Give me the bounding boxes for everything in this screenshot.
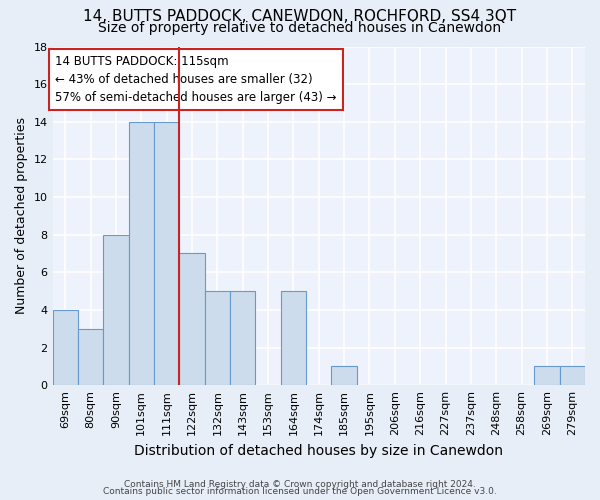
Text: 14 BUTTS PADDOCK: 115sqm
← 43% of detached houses are smaller (32)
57% of semi-d: 14 BUTTS PADDOCK: 115sqm ← 43% of detach… — [55, 55, 337, 104]
Bar — [154, 122, 179, 385]
Bar — [331, 366, 357, 385]
Bar — [560, 366, 585, 385]
Bar — [179, 254, 205, 385]
Bar — [230, 291, 256, 385]
Bar — [103, 234, 128, 385]
Text: Contains HM Land Registry data © Crown copyright and database right 2024.: Contains HM Land Registry data © Crown c… — [124, 480, 476, 489]
Bar — [205, 291, 230, 385]
Y-axis label: Number of detached properties: Number of detached properties — [15, 118, 28, 314]
Bar — [534, 366, 560, 385]
X-axis label: Distribution of detached houses by size in Canewdon: Distribution of detached houses by size … — [134, 444, 503, 458]
Bar — [78, 328, 103, 385]
Bar — [53, 310, 78, 385]
Text: Contains public sector information licensed under the Open Government Licence v3: Contains public sector information licen… — [103, 487, 497, 496]
Text: 14, BUTTS PADDOCK, CANEWDON, ROCHFORD, SS4 3QT: 14, BUTTS PADDOCK, CANEWDON, ROCHFORD, S… — [83, 9, 517, 24]
Bar — [128, 122, 154, 385]
Bar — [281, 291, 306, 385]
Text: Size of property relative to detached houses in Canewdon: Size of property relative to detached ho… — [98, 21, 502, 35]
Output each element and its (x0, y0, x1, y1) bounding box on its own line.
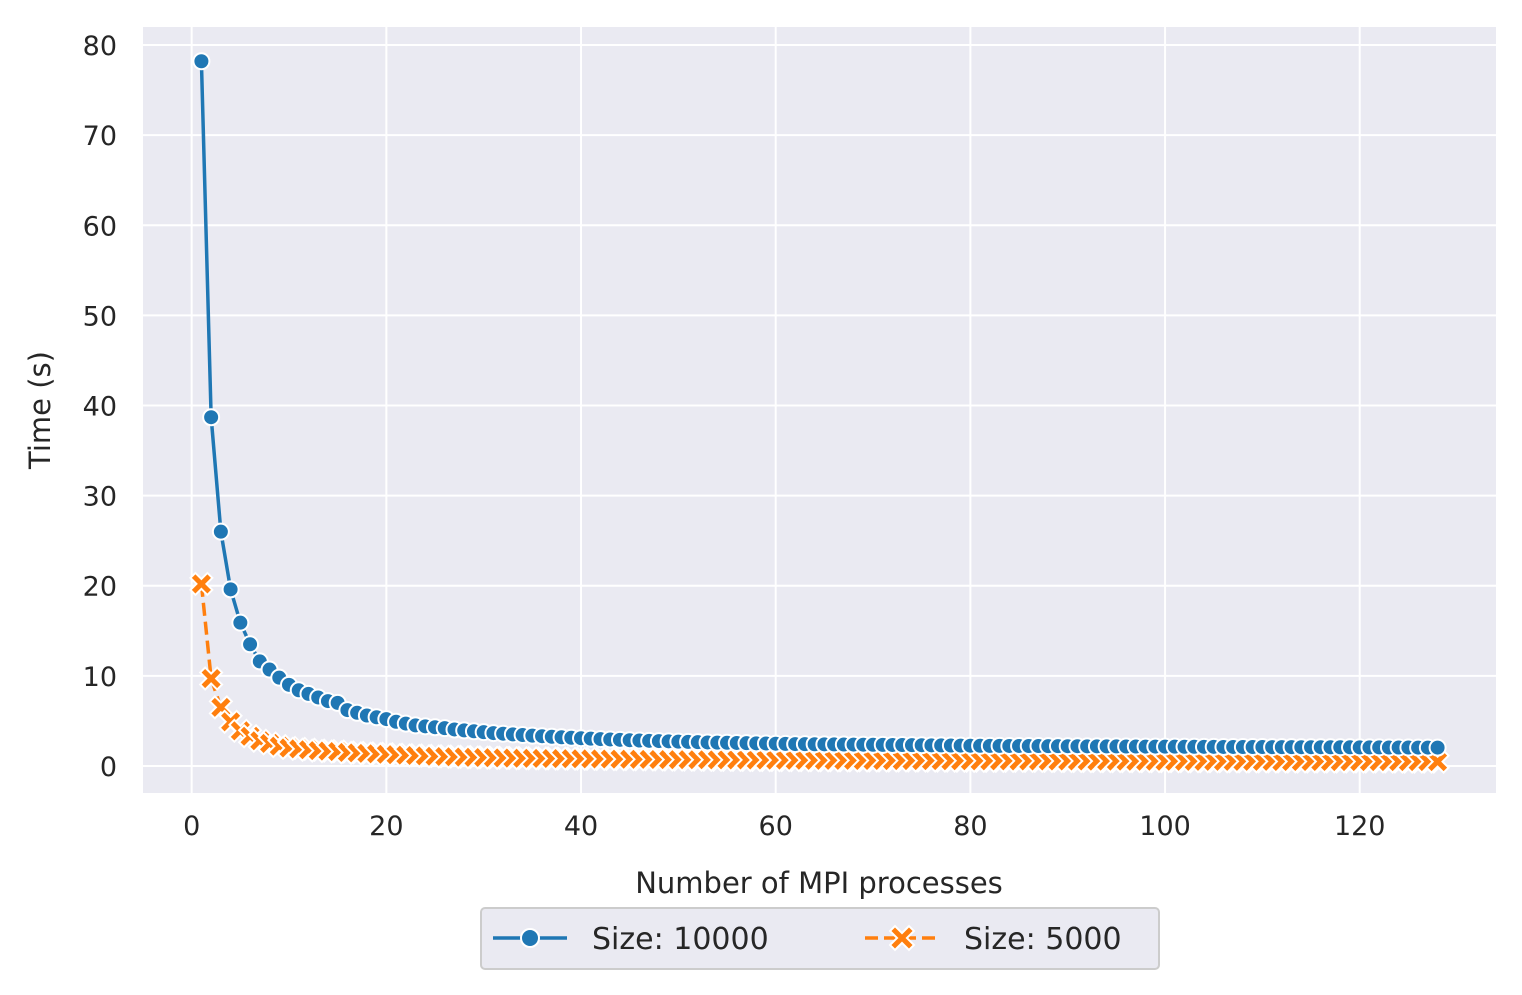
y-tick-label: 60 (83, 211, 117, 242)
legend-item: Size: 10000 (493, 922, 769, 957)
y-tick-label: 0 (100, 752, 117, 783)
legend-marker (888, 924, 916, 952)
x-tick-labels: 0 20 40 60 80 100 120 (183, 811, 1385, 842)
grid (143, 27, 1496, 793)
legend-marker (520, 928, 540, 948)
data-point (1425, 749, 1450, 775)
x-tick-label: 120 (1334, 811, 1386, 842)
legend-item: Size: 5000 (865, 922, 1122, 957)
x-tick-label: 0 (183, 811, 200, 842)
legend-box (480, 907, 1160, 970)
x-tick-label: 20 (369, 811, 403, 842)
x-tick-label: 100 (1139, 811, 1191, 842)
data-point (189, 571, 214, 597)
data-point (231, 613, 250, 632)
series-layer (189, 52, 1450, 775)
legend: Size: 10000 Size: 5000 (480, 907, 1160, 970)
data-point (221, 580, 240, 599)
x-tick-label: 60 (759, 811, 793, 842)
plot-background (143, 27, 1496, 793)
legend-label: Size: 5000 (964, 922, 1122, 957)
legend-label: Size: 10000 (592, 922, 769, 957)
y-tick-label: 70 (83, 121, 117, 152)
data-point (198, 666, 224, 691)
y-tick-label: 40 (83, 391, 117, 422)
y-tick-label: 20 (83, 572, 117, 603)
series-size-10000 (192, 52, 1447, 757)
data-point (192, 52, 211, 71)
y-tick-label: 10 (83, 662, 117, 693)
y-tick-label: 80 (83, 31, 117, 62)
y-tick-label: 30 (83, 482, 117, 513)
data-point (241, 635, 260, 654)
data-point (1428, 738, 1447, 757)
x-axis-label: Number of MPI processes (635, 866, 1003, 900)
y-axis-label: Time (s) (23, 351, 57, 470)
x-tick-label: 80 (953, 811, 987, 842)
series-size-5000 (189, 571, 1450, 775)
x-tick-label: 40 (564, 811, 598, 842)
y-tick-labels: 0 10 20 30 40 50 60 70 80 (83, 31, 117, 783)
data-point (202, 408, 221, 427)
y-tick-label: 50 (83, 301, 117, 332)
data-point (211, 522, 230, 541)
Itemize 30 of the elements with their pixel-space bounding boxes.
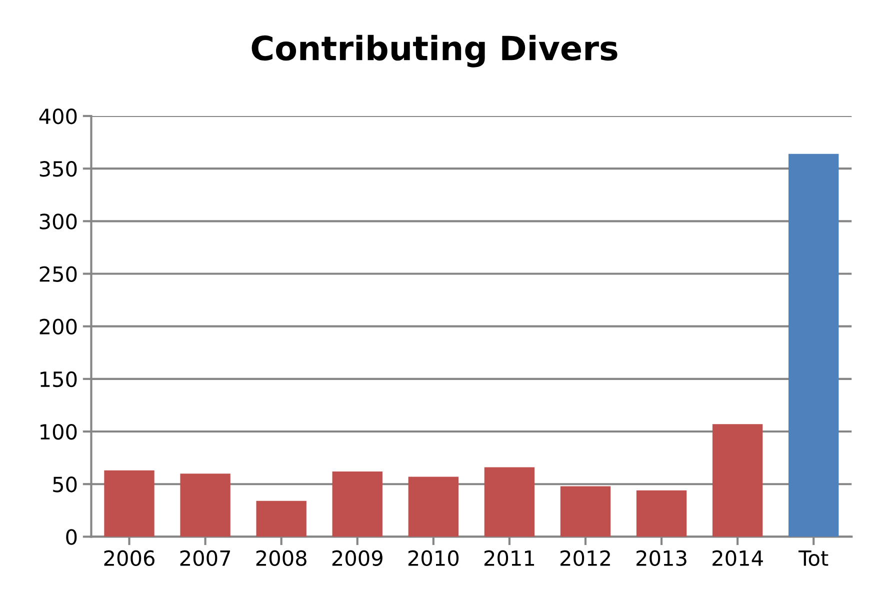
bar — [408, 476, 459, 537]
bar — [180, 474, 230, 537]
x-tick-label: 2009 — [332, 550, 382, 566]
y-tick-label: 50 — [53, 476, 77, 492]
y-tick-label: 350 — [40, 161, 77, 177]
y-tick-label: 100 — [40, 424, 77, 440]
x-tick-label: 2006 — [104, 550, 154, 566]
bar — [560, 486, 611, 537]
x-tick-label: 2013 — [636, 550, 686, 566]
bar — [788, 154, 839, 537]
y-tick-label: 0 — [66, 529, 77, 545]
x-tick-label: 2010 — [408, 550, 459, 566]
bar — [484, 467, 535, 537]
chart-title: Contributing Divers — [252, 34, 618, 68]
bar — [332, 471, 382, 537]
bar — [104, 470, 154, 537]
y-tick-label: 150 — [40, 371, 77, 388]
x-tick-label: 2008 — [256, 550, 306, 566]
x-tick-label: 2014 — [712, 550, 763, 566]
y-tick-label: 250 — [40, 266, 77, 282]
bar — [256, 500, 306, 537]
x-tick-label: 2012 — [560, 550, 610, 566]
x-tick-label: Tot — [798, 550, 828, 566]
y-tick-label: 200 — [40, 318, 77, 335]
y-tick-label: 300 — [40, 214, 77, 230]
x-tick-label: 2007 — [180, 550, 230, 566]
bar — [712, 424, 763, 537]
bar — [636, 490, 687, 537]
x-tick-label: 2011 — [484, 550, 534, 566]
y-tick-label: 400 — [39, 108, 77, 124]
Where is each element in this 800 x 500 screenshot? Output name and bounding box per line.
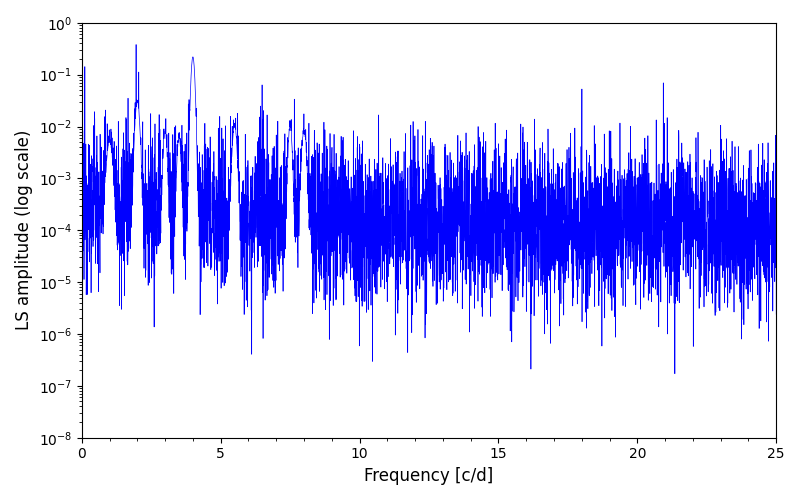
X-axis label: Frequency [c/d]: Frequency [c/d] [364, 467, 494, 485]
Y-axis label: LS amplitude (log scale): LS amplitude (log scale) [15, 130, 33, 330]
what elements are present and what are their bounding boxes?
--------------------------------------------------
◆ **Stated exercise**
Copy all of the items again with every "LS amplitude" changed to "Lomb-Scargle amplitude" and nothing else altered, leaving the pictures out.

◆ **Result of this task**
Give me the bounding boxes for everything in this screenshot.
Text: 14 BUTTS PADDOCK: 115sqm
← 43% of detached houses are smaller (32)
57% of semi-d: 14 BUTTS PADDOCK: 115sqm ← 43% of detach… — [55, 55, 337, 104]
Bar — [154, 122, 179, 385]
Bar — [331, 366, 357, 385]
Bar — [560, 366, 585, 385]
Bar — [179, 254, 205, 385]
Bar — [230, 291, 256, 385]
Bar — [103, 234, 128, 385]
Text: Contains HM Land Registry data © Crown copyright and database right 2024.: Contains HM Land Registry data © Crown c… — [124, 480, 476, 489]
Bar — [205, 291, 230, 385]
Y-axis label: Number of detached properties: Number of detached properties — [15, 118, 28, 314]
Bar — [534, 366, 560, 385]
X-axis label: Distribution of detached houses by size in Canewdon: Distribution of detached houses by size … — [134, 444, 503, 458]
Bar — [78, 328, 103, 385]
Bar — [53, 310, 78, 385]
Text: Contains public sector information licensed under the Open Government Licence v3: Contains public sector information licen… — [103, 487, 497, 496]
Text: 14, BUTTS PADDOCK, CANEWDON, ROCHFORD, SS4 3QT: 14, BUTTS PADDOCK, CANEWDON, ROCHFORD, S… — [83, 9, 517, 24]
Bar — [128, 122, 154, 385]
Bar — [281, 291, 306, 385]
Text: Size of property relative to detached houses in Canewdon: Size of property relative to detached ho… — [98, 21, 502, 35]
Output each element and its (x0, y0, x1, y1) bounding box on its own line.
y-tick-label: 60 (83, 211, 117, 242)
legend-item: Size: 10000 (493, 922, 769, 957)
y-tick-label: 0 (100, 752, 117, 783)
legend-marker (888, 924, 916, 952)
x-tick-labels: 0 20 40 60 80 100 120 (183, 811, 1385, 842)
grid (143, 27, 1496, 793)
legend-marker (520, 928, 540, 948)
data-point (1425, 749, 1450, 775)
x-tick-label: 120 (1334, 811, 1386, 842)
legend-item: Size: 5000 (865, 922, 1122, 957)
x-tick-label: 0 (183, 811, 200, 842)
legend-box (480, 907, 1160, 970)
x-tick-label: 20 (369, 811, 403, 842)
x-tick-label: 100 (1139, 811, 1191, 842)
data-point (189, 571, 214, 597)
data-point (231, 613, 250, 632)
series-layer (189, 52, 1450, 775)
legend: Size: 10000 Size: 5000 (480, 907, 1160, 970)
data-point (221, 580, 240, 599)
x-tick-label: 60 (759, 811, 793, 842)
plot-background (143, 27, 1496, 793)
legend-label: Size: 5000 (964, 922, 1122, 957)
legend-label: Size: 10000 (592, 922, 769, 957)
y-tick-label: 70 (83, 121, 117, 152)
data-point (198, 666, 224, 691)
y-tick-label: 40 (83, 391, 117, 422)
y-tick-label: 20 (83, 572, 117, 603)
series-size-10000 (192, 52, 1447, 757)
data-point (192, 52, 211, 71)
y-tick-label: 10 (83, 662, 117, 693)
y-tick-label: 80 (83, 31, 117, 62)
y-tick-label: 30 (83, 482, 117, 513)
data-point (241, 635, 260, 654)
data-point (1428, 738, 1447, 757)
x-axis-label: Number of MPI processes (635, 866, 1003, 900)
y-axis-label: Time (s) (23, 351, 57, 470)
x-tick-label: 80 (953, 811, 987, 842)
series-size-5000 (189, 571, 1450, 775)
x-tick-label: 40 (564, 811, 598, 842)
y-tick-labels: 0 10 20 30 40 50 60 70 80 (83, 31, 117, 783)
data-point (202, 408, 221, 427)
y-tick-label: 50 (83, 301, 117, 332)
data-point (211, 522, 230, 541)
Itemize 30 of the elements with their pixel-space bounding boxes.
bar — [408, 476, 459, 537]
bar — [180, 474, 230, 537]
x-tick-label: 2009 — [332, 550, 382, 566]
y-tick-label: 50 — [53, 476, 77, 492]
y-tick-label: 350 — [40, 161, 77, 177]
y-tick-label: 100 — [40, 424, 77, 440]
x-tick-label: 2006 — [104, 550, 154, 566]
bar — [560, 486, 611, 537]
x-tick-label: 2013 — [636, 550, 686, 566]
bar — [788, 154, 839, 537]
y-tick-label: 0 — [66, 529, 77, 545]
x-tick-label: 2010 — [408, 550, 459, 566]
bar — [484, 467, 535, 537]
chart-title: Contributing Divers — [252, 34, 618, 68]
bar — [332, 471, 382, 537]
bar — [104, 470, 154, 537]
y-tick-label: 150 — [40, 371, 77, 388]
x-tick-label: 2008 — [256, 550, 306, 566]
x-tick-label: 2014 — [712, 550, 763, 566]
y-tick-label: 250 — [40, 266, 77, 282]
bar — [256, 500, 306, 537]
x-tick-label: 2012 — [560, 550, 610, 566]
x-tick-label: Tot — [798, 550, 828, 566]
y-tick-label: 200 — [40, 318, 77, 335]
y-tick-label: 300 — [40, 214, 77, 230]
x-tick-label: 2007 — [180, 550, 230, 566]
bar — [712, 424, 763, 537]
bar — [636, 490, 687, 537]
x-tick-label: 2011 — [484, 550, 534, 566]
y-tick-label: 400 — [39, 108, 77, 124]
Where is each element in this 800 x 500 screenshot? Output name and bounding box per line.
X-axis label: Frequency [c/d]: Frequency [c/d] [364, 467, 494, 485]
Y-axis label: Lomb-Scargle amplitude (log scale): Lomb-Scargle amplitude (log scale) [15, 130, 33, 330]
what elements are present and what are their bounding boxes?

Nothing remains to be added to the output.